== Supplied records ==
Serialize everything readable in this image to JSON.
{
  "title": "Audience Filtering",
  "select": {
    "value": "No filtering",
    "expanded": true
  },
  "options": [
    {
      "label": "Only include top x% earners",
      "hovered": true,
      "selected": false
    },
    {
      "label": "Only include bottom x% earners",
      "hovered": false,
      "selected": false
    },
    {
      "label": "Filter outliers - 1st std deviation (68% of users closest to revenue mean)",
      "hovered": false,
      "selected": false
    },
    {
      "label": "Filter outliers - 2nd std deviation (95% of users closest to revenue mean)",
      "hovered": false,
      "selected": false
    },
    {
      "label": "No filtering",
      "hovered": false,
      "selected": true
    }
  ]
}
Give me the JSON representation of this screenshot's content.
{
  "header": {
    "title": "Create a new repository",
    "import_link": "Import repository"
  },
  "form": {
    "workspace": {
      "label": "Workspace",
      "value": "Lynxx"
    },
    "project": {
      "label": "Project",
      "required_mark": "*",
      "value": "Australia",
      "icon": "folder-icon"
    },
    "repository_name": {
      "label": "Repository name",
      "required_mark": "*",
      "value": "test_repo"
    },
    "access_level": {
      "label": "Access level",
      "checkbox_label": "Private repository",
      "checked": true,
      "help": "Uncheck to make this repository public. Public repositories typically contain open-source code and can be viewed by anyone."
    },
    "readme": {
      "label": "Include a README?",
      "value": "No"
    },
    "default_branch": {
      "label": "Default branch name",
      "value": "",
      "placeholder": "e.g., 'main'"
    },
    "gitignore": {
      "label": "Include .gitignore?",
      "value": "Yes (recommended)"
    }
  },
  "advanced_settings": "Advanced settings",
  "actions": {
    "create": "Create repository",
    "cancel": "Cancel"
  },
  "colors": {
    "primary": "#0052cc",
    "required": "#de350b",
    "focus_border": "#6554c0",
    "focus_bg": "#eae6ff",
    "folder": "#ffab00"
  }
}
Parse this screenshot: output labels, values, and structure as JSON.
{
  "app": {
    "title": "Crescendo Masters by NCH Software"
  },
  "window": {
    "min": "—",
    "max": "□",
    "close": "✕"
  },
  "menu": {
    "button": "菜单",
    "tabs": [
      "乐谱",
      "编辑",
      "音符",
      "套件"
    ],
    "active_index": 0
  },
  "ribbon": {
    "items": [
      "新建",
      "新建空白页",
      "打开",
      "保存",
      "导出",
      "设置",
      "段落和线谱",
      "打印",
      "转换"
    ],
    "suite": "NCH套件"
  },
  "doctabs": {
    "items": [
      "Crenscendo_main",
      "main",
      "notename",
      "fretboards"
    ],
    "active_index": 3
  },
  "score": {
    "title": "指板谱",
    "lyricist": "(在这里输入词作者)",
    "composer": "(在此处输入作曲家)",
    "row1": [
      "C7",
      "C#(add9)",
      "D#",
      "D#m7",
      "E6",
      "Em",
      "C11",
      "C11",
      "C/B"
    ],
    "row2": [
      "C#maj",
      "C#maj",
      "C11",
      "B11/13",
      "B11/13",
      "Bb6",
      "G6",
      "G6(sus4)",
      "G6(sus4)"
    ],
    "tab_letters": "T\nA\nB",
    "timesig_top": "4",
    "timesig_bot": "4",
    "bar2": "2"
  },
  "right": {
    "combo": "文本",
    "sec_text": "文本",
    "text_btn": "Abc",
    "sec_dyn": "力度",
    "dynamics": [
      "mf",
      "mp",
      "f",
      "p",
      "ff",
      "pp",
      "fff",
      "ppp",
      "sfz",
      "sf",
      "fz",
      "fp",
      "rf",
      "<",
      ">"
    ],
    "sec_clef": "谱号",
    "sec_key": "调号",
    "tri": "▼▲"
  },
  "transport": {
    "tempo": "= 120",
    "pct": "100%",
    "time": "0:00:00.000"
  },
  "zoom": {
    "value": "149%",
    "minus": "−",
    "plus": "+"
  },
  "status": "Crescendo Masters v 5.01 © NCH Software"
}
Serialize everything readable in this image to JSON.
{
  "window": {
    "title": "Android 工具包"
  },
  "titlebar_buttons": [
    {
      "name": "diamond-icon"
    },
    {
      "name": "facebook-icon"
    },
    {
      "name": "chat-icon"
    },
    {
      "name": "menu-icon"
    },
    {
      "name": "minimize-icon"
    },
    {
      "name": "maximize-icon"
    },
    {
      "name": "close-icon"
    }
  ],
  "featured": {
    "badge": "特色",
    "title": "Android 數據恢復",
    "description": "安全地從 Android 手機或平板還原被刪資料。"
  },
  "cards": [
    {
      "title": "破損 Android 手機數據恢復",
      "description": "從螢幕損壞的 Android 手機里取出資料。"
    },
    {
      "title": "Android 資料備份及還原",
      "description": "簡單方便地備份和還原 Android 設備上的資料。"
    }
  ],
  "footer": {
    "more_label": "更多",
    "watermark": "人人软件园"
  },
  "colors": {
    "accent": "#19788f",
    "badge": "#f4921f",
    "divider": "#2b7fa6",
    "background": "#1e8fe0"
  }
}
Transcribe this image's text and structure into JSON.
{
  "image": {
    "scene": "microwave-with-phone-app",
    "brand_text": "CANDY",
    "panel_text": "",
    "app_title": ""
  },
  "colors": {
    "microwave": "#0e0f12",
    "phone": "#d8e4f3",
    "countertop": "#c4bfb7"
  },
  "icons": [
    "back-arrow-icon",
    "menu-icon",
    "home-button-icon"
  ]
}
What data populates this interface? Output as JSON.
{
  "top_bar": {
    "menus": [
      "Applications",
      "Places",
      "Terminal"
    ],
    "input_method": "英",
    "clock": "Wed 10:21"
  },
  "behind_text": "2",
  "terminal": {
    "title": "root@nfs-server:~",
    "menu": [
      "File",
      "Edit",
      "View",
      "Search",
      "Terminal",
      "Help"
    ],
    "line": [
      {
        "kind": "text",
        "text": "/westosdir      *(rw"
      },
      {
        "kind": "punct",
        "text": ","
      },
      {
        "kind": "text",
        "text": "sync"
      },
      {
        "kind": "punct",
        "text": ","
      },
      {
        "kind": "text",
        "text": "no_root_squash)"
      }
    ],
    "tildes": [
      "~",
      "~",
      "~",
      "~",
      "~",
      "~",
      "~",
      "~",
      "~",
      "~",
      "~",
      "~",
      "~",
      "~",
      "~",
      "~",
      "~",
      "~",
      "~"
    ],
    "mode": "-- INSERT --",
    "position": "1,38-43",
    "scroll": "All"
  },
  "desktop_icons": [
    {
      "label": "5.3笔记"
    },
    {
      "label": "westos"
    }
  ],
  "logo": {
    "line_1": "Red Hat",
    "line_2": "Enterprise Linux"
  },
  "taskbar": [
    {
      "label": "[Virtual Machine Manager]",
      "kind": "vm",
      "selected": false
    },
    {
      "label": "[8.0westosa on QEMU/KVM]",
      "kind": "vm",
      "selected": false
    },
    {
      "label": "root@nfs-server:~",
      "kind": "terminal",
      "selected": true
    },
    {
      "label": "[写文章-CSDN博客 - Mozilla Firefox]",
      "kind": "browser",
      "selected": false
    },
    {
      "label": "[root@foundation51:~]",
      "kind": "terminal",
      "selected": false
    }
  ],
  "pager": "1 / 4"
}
===
Your instructions: Print all of the data exactly as it was given.

Task answer:
Serialize everything readable in this image to JSON.
{
  "title": "Audience Filtering",
  "select": {
    "value": "No filtering",
    "expanded": true
  },
  "options": [
    {
      "label": "Only include top x% earners",
      "hovered": true,
      "selected": false
    },
    {
      "label": "Only include bottom x% earners",
      "hovered": false,
      "selected": false
    },
    {
      "label": "Filter outliers - 1st std deviation (68% of users closest to revenue mean)",
      "hovered": false,
      "selected": false
    },
    {
      "label": "Filter outliers - 2nd std deviation (95% of users closest to revenue mean)",
      "hovered": false,
      "selected": false
    },
    {
      "label": "No filtering",
      "hovered": false,
      "selected": true
    }
  ]
}
Give me the JSON representation of this screenshot's content.
{
  "header": {
    "title": "Create a new repository",
    "import_link": "Import repository"
  },
  "form": {
    "workspace": {
      "label": "Workspace",
      "value": "Lynxx"
    },
    "project": {
      "label": "Project",
      "required_mark": "*",
      "value": "Australia",
      "icon": "folder-icon"
    },
    "repository_name": {
      "label": "Repository name",
      "required_mark": "*",
      "value": "test_repo"
    },
    "access_level": {
      "label": "Access level",
      "checkbox_label": "Private repository",
      "checked": true,
      "help": "Uncheck to make this repository public. Public repositories typically contain open-source code and can be viewed by anyone."
    },
    "readme": {
      "label": "Include a README?",
      "value": "No"
    },
    "default_branch": {
      "label": "Default branch name",
      "value": "",
      "placeholder": "e.g., 'main'"
    },
    "gitignore": {
      "label": "Include .gitignore?",
      "value": "Yes (recommended)"
    }
  },
  "advanced_settings": "Advanced settings",
  "actions": {
    "create": "Create repository",
    "cancel": "Cancel"
  },
  "colors": {
    "primary": "#0052cc",
    "required": "#de350b",
    "focus_border": "#6554c0",
    "focus_bg": "#eae6ff",
    "folder": "#ffab00"
  }
}
Parse this screenshot: output labels, values, and structure as JSON.
{
  "app": {
    "title": "Crescendo Masters by NCH Software"
  },
  "window": {
    "min": "—",
    "max": "□",
    "close": "✕"
  },
  "menu": {
    "button": "菜单",
    "tabs": [
      "乐谱",
      "编辑",
      "音符",
      "套件"
    ],
    "active_index": 0
  },
  "ribbon": {
    "items": [
      "新建",
      "新建空白页",
      "打开",
      "保存",
      "导出",
      "设置",
      "段落和线谱",
      "打印",
      "转换"
    ],
    "suite": "NCH套件"
  },
  "doctabs": {
    "items": [
      "Crenscendo_main",
      "main",
      "notename",
      "fretboards"
    ],
    "active_index": 3
  },
  "score": {
    "title": "指板谱",
    "lyricist": "(在这里输入词作者)",
    "composer": "(在此处输入作曲家)",
    "row1": [
      "C7",
      "C#(add9)",
      "D#",
      "D#m7",
      "E6",
      "Em",
      "C11",
      "C11",
      "C/B"
    ],
    "row2": [
      "C#maj",
      "C#maj",
      "C11",
      "B11/13",
      "B11/13",
      "Bb6",
      "G6",
      "G6(sus4)",
      "G6(sus4)"
    ],
    "tab_letters": "T\nA\nB",
    "timesig_top": "4",
    "timesig_bot": "4",
    "bar2": "2"
  },
  "right": {
    "combo": "文本",
    "sec_text": "文本",
    "text_btn": "Abc",
    "sec_dyn": "力度",
    "dynamics": [
      "mf",
      "mp",
      "f",
      "p",
      "ff",
      "pp",
      "fff",
      "ppp",
      "sfz",
      "sf",
      "fz",
      "fp",
      "rf",
      "<",
      ">"
    ],
    "sec_clef": "谱号",
    "sec_key": "调号",
    "tri": "▼▲"
  },
  "transport": {
    "tempo": "= 120",
    "pct": "100%",
    "time": "0:00:00.000"
  },
  "zoom": {
    "value": "149%",
    "minus": "−",
    "plus": "+"
  },
  "status": "Crescendo Masters v 5.01 © NCH Software"
}
Serialize everything readable in this image to JSON.
{
  "window": {
    "title": "Android 工具包"
  },
  "titlebar_buttons": [
    {
      "name": "diamond-icon"
    },
    {
      "name": "facebook-icon"
    },
    {
      "name": "chat-icon"
    },
    {
      "name": "menu-icon"
    },
    {
      "name": "minimize-icon"
    },
    {
      "name": "maximize-icon"
    },
    {
      "name": "close-icon"
    }
  ],
  "featured": {
    "badge": "特色",
    "title": "Android 數據恢復",
    "description": "安全地從 Android 手機或平板還原被刪資料。"
  },
  "cards": [
    {
      "title": "破損 Android 手機數據恢復",
      "description": "從螢幕損壞的 Android 手機里取出資料。"
    },
    {
      "title": "Android 資料備份及還原",
      "description": "簡單方便地備份和還原 Android 設備上的資料。"
    }
  ],
  "footer": {
    "more_label": "更多",
    "watermark": "人人软件园"
  },
  "colors": {
    "accent": "#19788f",
    "badge": "#f4921f",
    "divider": "#2b7fa6",
    "background": "#1e8fe0"
  }
}
Transcribe this image's text and structure into JSON.
{
  "image": {
    "scene": "microwave-with-phone-app",
    "brand_text": "CANDY",
    "panel_text": "",
    "app_title": ""
  },
  "colors": {
    "microwave": "#0e0f12",
    "phone": "#d8e4f3",
    "countertop": "#c4bfb7"
  },
  "icons": [
    "back-arrow-icon",
    "menu-icon",
    "home-button-icon"
  ]
}
What data populates this interface? Output as JSON.
{
  "top_bar": {
    "menus": [
      "Applications",
      "Places",
      "Terminal"
    ],
    "input_method": "英",
    "clock": "Wed 10:21"
  },
  "behind_text": "2",
  "terminal": {
    "title": "root@nfs-server:~",
    "menu": [
      "File",
      "Edit",
      "View",
      "Search",
      "Terminal",
      "Help"
    ],
    "line": [
      {
        "kind": "text",
        "text": "/westosdir      *(rw"
      },
      {
        "kind": "punct",
        "text": ","
      },
      {
        "kind": "text",
        "text": "sync"
      },
      {
        "kind": "punct",
        "text": ","
      },
      {
        "kind": "text",
        "text": "no_root_squash)"
      }
    ],
    "tildes": [
      "~",
      "~",
      "~",
      "~",
      "~",
      "~",
      "~",
      "~",
      "~",
      "~",
      "~",
      "~",
      "~",
      "~",
      "~",
      "~",
      "~",
      "~",
      "~"
    ],
    "mode": "-- INSERT --",
    "position": "1,38-43",
    "scroll": "All"
  },
  "desktop_icons": [
    {
      "label": "5.3笔记"
    },
    {
      "label": "westos"
    }
  ],
  "logo": {
    "line_1": "Red Hat",
    "line_2": "Enterprise Linux"
  },
  "taskbar": [
    {
      "label": "[Virtual Machine Manager]",
      "kind": "vm",
      "selected": false
    },
    {
      "label": "[8.0westosa on QEMU/KVM]",
      "kind": "vm",
      "selected": false
    },
    {
      "label": "root@nfs-server:~",
      "kind": "terminal",
      "selected": true
    },
    {
      "label": "[写文章-CSDN博客 - Mozilla Firefox]",
      "kind": "browser",
      "selected": false
    },
    {
      "label": "[root@foundation51:~]",
      "kind": "terminal",
      "selected": false
    }
  ],
  "pager": "1 / 4"
}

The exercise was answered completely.